Job:
Check each line below for the word "Melpitz" and give the number of lines that have it, nothing more.

-- START Recorded information --

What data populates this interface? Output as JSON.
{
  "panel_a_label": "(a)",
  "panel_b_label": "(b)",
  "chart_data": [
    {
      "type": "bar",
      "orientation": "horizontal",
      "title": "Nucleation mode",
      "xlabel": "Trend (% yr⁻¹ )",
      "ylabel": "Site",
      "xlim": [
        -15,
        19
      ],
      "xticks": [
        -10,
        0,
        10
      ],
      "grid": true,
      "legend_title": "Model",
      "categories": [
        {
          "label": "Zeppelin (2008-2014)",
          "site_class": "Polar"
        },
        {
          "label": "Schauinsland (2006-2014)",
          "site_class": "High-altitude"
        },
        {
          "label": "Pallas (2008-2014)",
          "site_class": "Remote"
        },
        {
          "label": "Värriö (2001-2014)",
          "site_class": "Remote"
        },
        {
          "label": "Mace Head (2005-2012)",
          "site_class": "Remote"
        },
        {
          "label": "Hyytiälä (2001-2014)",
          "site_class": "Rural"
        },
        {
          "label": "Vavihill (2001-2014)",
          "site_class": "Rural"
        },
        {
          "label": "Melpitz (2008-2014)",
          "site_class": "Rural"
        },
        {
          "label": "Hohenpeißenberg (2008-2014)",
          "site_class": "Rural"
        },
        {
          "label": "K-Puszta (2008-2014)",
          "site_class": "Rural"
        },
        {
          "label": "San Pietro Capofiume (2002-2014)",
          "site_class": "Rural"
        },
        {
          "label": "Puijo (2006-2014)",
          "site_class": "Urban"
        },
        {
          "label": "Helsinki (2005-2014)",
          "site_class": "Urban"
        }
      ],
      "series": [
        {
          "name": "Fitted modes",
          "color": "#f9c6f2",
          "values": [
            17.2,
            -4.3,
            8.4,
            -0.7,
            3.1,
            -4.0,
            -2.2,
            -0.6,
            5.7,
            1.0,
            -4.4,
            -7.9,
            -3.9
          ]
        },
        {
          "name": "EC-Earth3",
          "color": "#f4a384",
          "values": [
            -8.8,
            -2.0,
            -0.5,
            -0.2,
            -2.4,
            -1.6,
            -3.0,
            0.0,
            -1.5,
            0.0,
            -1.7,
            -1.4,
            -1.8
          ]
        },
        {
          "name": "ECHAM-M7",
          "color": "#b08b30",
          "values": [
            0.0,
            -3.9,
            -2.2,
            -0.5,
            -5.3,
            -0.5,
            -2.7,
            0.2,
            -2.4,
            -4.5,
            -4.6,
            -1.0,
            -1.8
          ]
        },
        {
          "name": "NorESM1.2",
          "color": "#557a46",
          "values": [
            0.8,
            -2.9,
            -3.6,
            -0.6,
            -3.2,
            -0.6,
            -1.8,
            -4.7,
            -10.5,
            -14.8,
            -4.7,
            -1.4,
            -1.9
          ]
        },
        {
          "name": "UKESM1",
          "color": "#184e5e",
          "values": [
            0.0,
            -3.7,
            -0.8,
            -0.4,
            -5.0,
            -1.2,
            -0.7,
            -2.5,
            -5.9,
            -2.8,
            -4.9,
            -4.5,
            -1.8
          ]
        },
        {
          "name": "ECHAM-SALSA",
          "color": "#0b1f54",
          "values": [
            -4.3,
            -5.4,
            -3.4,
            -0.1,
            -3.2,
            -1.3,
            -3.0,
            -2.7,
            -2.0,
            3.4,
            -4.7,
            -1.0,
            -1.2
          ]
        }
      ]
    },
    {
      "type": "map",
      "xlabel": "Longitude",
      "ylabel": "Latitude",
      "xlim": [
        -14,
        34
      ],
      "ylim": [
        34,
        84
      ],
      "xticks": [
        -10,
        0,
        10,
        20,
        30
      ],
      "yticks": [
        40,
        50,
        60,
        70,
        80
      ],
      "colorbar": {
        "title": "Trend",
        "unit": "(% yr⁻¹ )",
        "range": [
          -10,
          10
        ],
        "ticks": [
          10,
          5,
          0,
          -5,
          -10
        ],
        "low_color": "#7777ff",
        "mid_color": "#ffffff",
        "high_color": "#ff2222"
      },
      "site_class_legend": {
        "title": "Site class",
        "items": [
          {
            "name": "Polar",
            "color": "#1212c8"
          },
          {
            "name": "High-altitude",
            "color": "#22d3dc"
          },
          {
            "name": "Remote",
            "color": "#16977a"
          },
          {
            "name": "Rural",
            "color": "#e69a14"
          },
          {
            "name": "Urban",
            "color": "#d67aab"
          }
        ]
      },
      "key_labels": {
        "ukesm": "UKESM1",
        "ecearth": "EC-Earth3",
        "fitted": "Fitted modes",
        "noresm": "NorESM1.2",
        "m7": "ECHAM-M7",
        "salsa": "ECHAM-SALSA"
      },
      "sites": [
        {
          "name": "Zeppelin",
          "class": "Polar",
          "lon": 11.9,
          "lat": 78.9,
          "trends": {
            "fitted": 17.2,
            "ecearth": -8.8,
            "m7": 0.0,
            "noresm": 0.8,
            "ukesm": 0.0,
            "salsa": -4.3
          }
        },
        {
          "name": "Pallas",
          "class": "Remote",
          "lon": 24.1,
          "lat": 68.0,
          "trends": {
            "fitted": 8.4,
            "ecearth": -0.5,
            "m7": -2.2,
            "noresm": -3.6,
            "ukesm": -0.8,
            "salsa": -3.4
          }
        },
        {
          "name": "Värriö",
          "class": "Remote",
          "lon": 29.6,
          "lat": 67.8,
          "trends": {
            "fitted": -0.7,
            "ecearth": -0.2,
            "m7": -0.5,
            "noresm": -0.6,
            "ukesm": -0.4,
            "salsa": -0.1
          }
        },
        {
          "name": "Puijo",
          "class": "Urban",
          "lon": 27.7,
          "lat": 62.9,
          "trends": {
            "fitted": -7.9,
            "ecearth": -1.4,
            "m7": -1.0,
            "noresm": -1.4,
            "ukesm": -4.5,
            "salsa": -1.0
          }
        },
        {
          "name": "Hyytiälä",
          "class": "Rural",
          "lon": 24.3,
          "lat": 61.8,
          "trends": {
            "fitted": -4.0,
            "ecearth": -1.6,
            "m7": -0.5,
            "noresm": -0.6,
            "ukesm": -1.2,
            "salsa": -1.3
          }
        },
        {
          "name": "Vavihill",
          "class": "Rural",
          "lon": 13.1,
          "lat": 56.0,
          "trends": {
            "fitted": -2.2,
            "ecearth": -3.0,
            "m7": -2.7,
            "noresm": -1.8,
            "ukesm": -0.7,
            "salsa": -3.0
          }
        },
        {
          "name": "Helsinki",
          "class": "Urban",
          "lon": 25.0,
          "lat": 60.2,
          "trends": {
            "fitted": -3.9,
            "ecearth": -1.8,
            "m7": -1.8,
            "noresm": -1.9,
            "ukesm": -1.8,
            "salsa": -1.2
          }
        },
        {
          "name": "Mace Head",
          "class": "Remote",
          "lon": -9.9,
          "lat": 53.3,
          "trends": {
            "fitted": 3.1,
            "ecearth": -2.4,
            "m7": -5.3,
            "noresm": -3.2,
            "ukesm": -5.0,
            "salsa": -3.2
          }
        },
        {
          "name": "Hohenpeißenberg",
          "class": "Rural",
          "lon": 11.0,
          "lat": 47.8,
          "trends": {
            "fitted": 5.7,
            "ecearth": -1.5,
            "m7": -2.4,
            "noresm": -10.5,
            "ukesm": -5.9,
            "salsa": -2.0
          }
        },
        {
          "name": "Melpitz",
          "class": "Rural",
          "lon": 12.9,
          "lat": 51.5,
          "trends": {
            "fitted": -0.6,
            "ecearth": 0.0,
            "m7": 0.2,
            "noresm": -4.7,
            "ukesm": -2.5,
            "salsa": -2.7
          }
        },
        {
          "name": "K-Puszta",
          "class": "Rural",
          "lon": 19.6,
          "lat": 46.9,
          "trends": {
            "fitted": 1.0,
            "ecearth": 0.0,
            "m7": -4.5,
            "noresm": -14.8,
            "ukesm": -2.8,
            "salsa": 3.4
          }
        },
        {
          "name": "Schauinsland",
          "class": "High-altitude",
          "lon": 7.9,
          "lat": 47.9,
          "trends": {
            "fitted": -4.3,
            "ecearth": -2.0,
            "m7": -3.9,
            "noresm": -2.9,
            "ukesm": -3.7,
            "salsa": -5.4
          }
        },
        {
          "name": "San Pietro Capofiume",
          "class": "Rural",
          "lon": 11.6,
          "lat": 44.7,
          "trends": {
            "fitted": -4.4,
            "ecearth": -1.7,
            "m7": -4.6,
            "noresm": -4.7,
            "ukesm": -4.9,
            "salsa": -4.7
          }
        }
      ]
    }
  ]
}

-- END Recorded information --

Written answer:
2